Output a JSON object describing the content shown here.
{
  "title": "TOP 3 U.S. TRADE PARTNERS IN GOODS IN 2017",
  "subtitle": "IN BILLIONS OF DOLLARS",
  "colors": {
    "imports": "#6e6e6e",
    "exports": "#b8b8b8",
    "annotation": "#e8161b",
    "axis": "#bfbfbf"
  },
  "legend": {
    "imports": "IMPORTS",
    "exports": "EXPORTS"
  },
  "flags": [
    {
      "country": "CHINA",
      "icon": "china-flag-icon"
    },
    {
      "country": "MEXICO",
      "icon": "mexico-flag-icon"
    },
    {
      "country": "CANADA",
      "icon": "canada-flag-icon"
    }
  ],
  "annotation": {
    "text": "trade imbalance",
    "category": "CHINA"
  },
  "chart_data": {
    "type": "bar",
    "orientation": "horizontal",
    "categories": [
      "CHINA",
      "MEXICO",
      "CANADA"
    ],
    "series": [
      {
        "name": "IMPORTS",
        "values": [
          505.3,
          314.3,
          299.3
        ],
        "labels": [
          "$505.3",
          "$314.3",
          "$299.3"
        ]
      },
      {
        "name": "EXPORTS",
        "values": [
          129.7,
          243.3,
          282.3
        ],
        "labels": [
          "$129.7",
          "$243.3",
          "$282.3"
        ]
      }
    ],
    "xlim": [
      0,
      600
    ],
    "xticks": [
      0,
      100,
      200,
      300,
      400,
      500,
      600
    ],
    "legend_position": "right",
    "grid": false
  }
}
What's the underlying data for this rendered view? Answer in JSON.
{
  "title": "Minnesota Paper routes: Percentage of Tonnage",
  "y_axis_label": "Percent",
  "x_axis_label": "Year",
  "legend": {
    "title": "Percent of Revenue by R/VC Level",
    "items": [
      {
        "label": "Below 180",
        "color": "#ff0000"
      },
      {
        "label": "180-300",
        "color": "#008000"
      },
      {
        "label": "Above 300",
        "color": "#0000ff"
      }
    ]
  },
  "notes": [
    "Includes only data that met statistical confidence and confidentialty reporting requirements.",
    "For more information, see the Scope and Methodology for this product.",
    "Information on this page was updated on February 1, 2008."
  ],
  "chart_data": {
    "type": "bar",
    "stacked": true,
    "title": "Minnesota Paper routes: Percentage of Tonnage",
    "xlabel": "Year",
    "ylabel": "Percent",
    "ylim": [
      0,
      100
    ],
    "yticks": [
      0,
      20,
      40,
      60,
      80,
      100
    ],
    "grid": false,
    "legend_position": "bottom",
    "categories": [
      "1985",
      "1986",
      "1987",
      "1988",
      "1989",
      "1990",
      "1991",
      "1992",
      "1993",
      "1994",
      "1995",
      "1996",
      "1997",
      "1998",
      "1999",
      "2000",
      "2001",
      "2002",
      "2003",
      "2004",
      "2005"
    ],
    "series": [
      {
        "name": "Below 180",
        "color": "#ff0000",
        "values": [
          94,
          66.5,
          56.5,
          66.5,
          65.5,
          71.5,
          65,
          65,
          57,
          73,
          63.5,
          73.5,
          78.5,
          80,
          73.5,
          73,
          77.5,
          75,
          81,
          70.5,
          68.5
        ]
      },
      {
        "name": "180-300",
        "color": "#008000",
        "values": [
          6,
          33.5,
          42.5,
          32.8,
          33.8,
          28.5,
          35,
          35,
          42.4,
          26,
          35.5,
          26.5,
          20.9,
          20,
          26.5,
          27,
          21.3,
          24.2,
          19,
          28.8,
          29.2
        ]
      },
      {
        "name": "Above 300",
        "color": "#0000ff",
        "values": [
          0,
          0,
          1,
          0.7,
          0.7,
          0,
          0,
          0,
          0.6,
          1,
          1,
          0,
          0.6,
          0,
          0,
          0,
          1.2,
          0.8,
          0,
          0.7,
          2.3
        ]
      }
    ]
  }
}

WORK REQUIRED:
Search the data for "JSON". Copy every line that has it.

TASK SOLUTION:
Output a JSON object describing the content shown here.
What's the underlying data for this rendered view? Answer in JSON.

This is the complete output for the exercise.